* Start *
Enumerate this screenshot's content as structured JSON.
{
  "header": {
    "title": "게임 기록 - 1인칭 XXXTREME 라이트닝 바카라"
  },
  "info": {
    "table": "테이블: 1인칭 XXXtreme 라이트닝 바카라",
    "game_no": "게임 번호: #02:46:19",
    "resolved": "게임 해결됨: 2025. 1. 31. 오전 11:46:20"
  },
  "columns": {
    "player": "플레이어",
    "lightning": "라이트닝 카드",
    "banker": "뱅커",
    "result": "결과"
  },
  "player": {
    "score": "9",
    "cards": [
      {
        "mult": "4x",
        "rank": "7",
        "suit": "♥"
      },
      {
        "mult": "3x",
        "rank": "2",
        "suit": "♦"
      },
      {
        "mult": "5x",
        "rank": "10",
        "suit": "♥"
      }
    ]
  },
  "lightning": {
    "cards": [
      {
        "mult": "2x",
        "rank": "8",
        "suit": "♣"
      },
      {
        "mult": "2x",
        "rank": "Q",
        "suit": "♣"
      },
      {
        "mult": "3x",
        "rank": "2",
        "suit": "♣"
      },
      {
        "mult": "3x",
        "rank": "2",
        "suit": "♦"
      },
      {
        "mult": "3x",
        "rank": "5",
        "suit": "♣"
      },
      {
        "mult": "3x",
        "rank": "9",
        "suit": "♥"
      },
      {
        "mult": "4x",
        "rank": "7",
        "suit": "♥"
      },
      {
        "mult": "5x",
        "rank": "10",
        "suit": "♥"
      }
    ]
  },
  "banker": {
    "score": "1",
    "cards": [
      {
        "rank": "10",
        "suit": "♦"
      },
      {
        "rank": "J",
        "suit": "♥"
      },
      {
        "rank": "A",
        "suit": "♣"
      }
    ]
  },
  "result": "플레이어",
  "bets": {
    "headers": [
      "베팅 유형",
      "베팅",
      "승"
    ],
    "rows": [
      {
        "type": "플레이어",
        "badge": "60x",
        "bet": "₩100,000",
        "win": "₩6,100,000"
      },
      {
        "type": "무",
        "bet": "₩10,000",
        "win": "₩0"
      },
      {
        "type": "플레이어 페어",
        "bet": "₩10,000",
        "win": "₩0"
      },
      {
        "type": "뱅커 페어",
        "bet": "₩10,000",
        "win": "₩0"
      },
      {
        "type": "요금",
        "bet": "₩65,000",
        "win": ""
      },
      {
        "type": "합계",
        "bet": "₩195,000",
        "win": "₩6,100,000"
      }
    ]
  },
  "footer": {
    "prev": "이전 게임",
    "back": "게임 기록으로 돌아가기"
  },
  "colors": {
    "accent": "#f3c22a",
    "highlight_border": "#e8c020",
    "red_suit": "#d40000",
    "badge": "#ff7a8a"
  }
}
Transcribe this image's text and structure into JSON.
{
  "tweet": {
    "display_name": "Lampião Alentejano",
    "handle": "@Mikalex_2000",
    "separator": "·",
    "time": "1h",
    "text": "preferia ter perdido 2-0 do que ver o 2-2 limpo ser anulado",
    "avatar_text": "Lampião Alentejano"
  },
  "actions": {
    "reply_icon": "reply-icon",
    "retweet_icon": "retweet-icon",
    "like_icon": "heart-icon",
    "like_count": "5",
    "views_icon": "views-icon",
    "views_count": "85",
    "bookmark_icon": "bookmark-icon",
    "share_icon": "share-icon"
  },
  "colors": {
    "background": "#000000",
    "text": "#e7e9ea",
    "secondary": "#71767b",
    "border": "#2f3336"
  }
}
* End *
* Start *
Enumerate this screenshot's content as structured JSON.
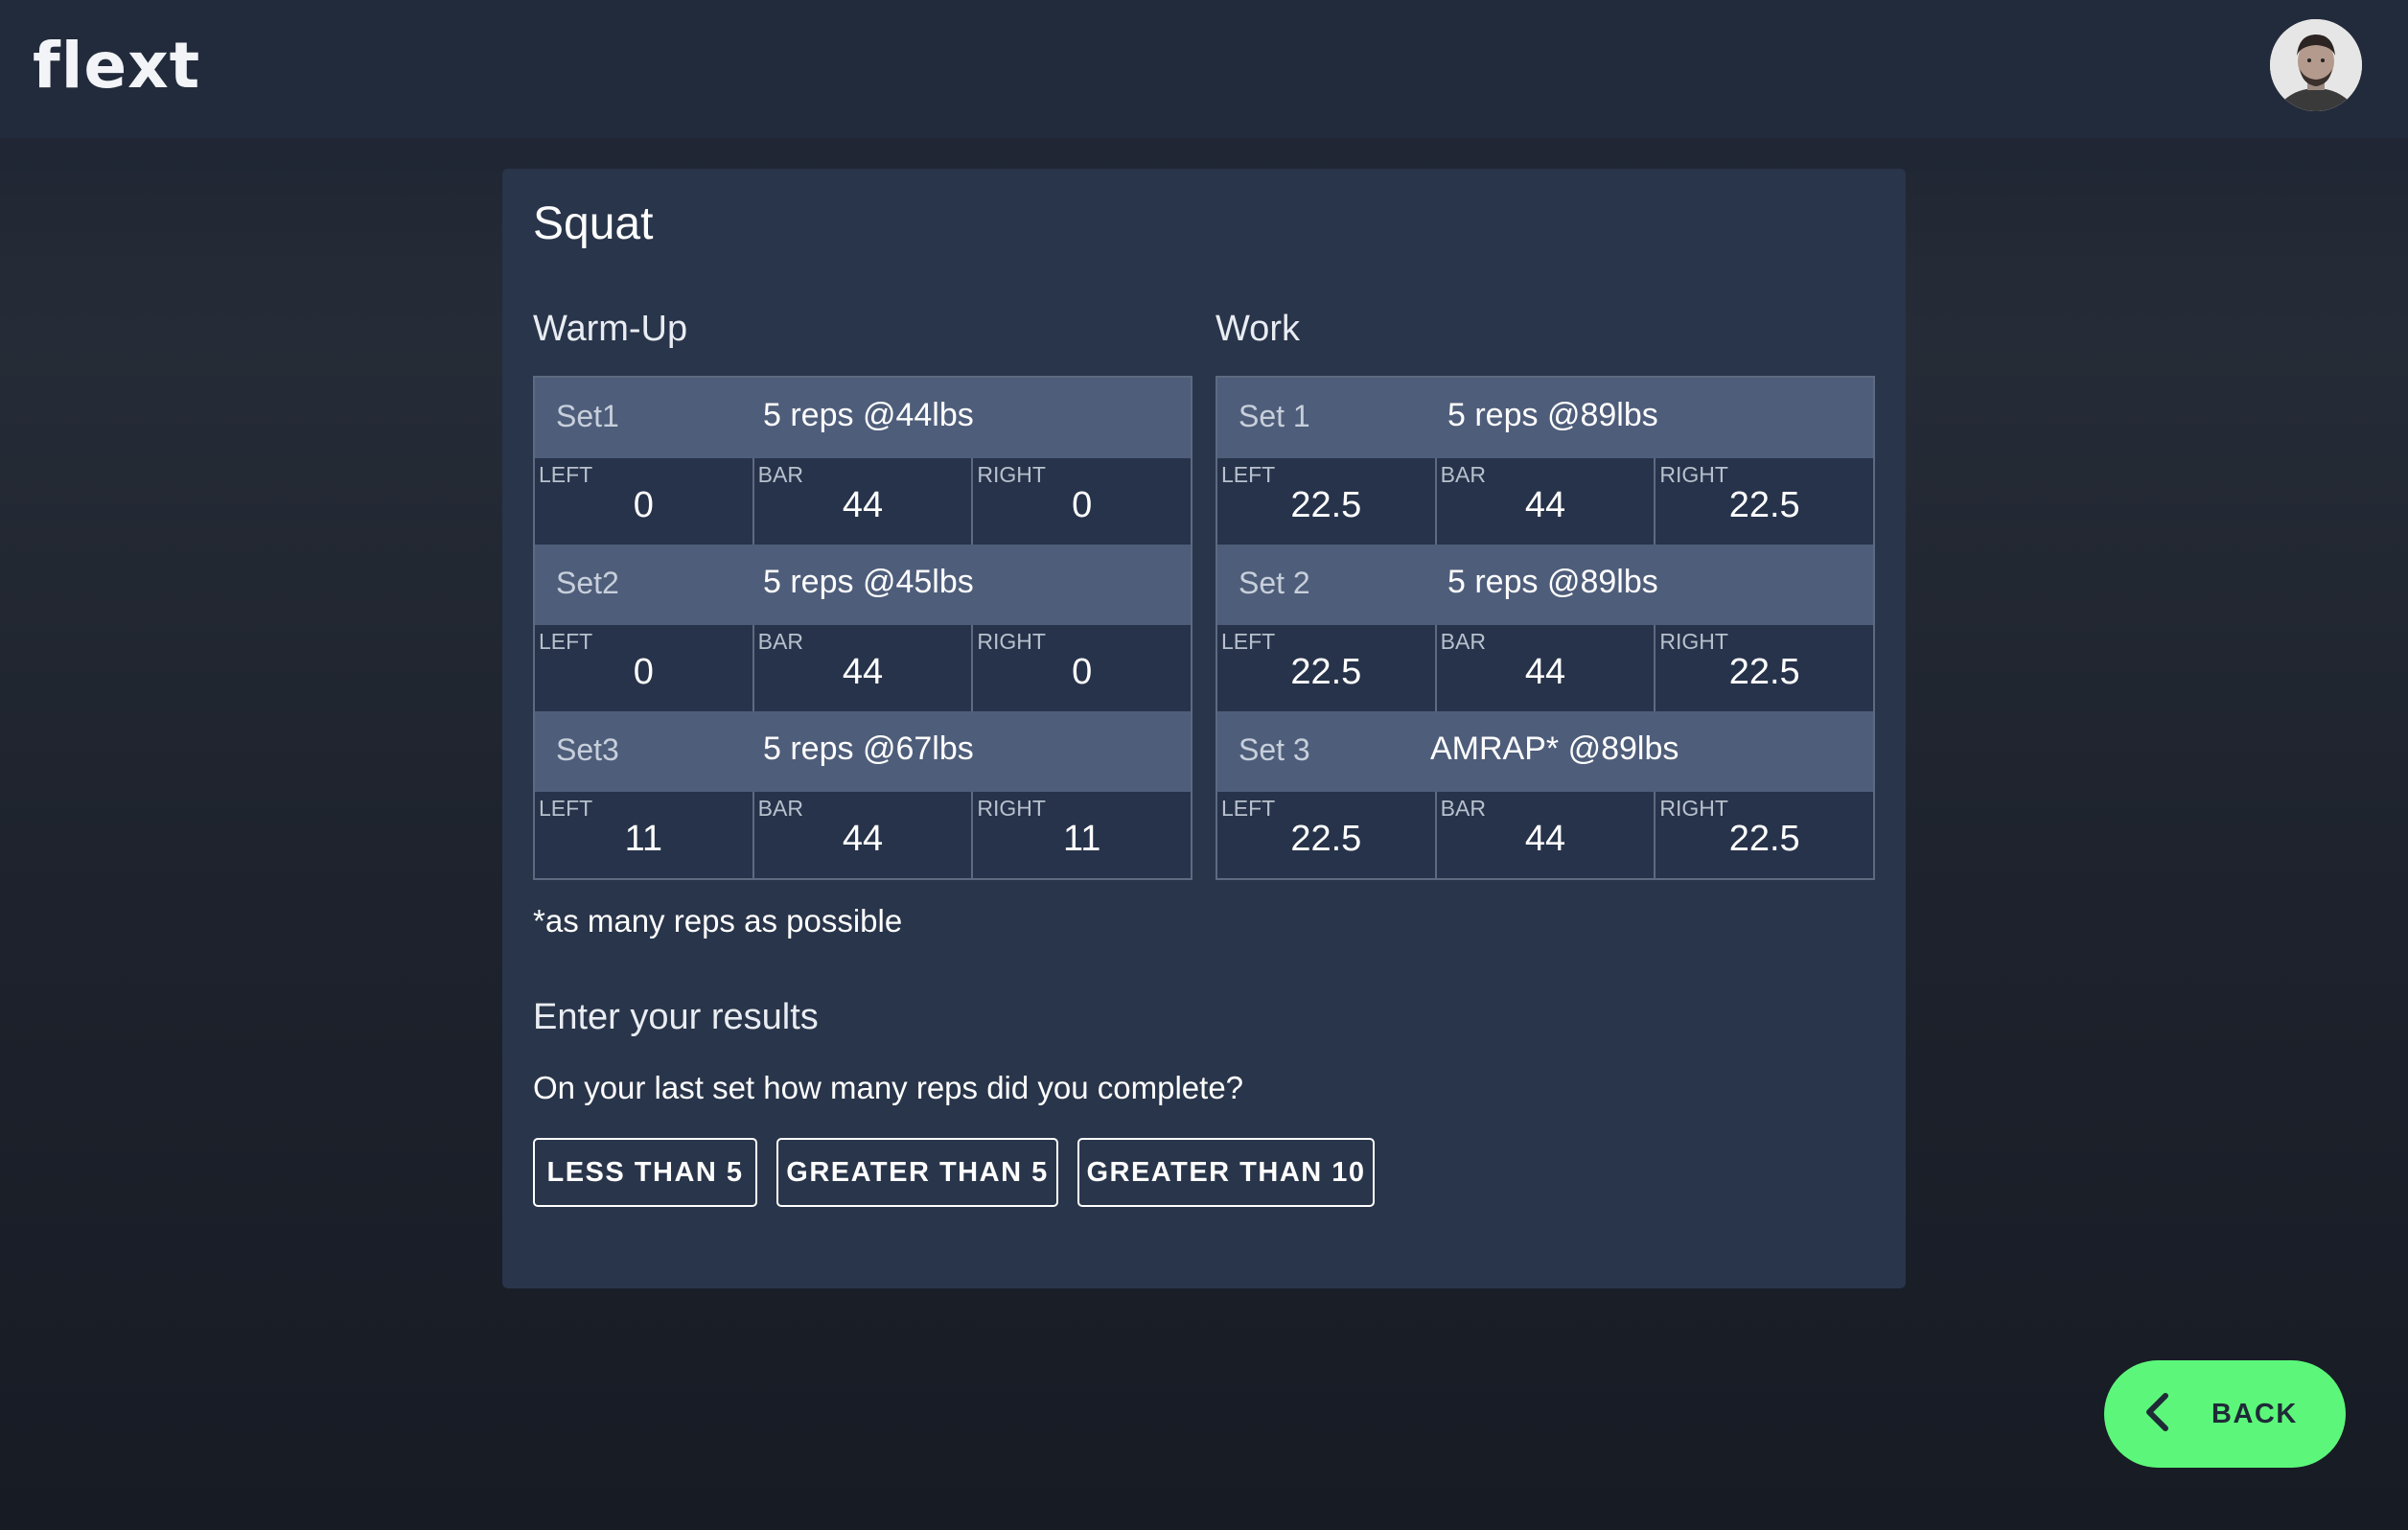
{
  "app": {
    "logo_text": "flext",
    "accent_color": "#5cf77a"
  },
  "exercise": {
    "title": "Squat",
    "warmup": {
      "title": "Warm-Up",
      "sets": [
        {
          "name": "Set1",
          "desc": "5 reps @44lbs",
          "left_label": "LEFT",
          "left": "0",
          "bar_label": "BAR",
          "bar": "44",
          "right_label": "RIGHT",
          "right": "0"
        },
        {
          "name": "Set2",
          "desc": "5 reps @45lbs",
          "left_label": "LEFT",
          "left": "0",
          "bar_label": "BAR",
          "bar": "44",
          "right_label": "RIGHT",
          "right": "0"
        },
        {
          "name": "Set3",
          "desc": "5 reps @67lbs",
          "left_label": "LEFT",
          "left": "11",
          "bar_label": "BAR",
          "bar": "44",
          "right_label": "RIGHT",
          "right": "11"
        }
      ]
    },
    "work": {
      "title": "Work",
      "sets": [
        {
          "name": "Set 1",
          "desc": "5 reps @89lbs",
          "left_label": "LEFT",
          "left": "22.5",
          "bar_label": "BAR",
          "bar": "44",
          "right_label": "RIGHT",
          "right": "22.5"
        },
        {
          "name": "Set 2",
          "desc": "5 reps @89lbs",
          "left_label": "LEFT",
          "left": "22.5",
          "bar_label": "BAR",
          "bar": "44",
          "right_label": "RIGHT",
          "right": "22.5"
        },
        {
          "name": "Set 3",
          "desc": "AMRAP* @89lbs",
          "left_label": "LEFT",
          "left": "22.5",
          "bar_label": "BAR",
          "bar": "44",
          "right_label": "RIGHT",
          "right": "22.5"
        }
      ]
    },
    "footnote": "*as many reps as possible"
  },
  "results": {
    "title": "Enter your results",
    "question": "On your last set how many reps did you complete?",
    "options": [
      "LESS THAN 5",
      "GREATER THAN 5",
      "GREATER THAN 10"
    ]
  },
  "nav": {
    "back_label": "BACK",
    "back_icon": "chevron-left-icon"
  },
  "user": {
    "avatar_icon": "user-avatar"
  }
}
* End *
* Start *
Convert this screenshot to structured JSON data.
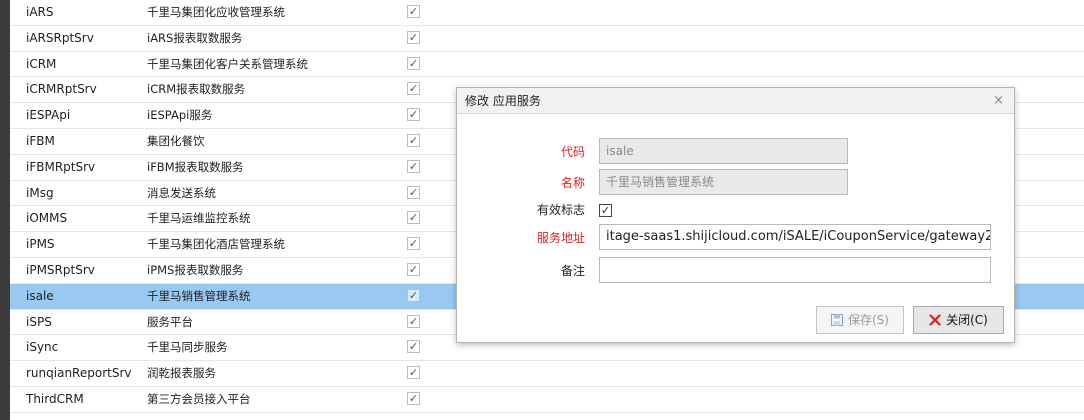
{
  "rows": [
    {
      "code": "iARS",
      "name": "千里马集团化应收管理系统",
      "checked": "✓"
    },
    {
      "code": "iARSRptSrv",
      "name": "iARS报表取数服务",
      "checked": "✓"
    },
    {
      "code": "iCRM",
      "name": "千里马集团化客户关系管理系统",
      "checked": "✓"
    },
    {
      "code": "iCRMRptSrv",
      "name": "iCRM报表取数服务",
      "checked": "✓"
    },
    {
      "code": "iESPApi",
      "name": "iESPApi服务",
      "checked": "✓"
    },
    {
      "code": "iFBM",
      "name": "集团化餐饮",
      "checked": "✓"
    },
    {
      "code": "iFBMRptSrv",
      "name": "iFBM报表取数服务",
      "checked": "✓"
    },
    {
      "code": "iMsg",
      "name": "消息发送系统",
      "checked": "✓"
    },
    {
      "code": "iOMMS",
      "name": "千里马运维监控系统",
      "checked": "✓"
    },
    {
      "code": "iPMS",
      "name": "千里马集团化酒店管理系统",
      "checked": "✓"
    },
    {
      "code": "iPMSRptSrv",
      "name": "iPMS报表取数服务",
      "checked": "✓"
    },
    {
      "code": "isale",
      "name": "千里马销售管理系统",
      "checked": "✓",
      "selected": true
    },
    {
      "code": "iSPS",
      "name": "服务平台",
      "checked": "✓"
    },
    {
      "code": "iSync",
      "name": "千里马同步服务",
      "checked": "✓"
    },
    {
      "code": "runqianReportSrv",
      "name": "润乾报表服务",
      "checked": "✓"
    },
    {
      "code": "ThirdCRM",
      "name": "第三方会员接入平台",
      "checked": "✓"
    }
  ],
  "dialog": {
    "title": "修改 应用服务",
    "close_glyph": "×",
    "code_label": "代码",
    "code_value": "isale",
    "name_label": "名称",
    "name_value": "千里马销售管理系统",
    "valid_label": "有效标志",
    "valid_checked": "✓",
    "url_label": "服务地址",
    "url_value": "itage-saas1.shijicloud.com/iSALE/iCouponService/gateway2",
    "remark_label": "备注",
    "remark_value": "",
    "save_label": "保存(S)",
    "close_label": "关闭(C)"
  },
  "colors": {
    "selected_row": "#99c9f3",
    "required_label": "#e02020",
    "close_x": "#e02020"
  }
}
* End *
Do this. Write down the number of lines where the word "type" appears, and nothing further.

Full output. 6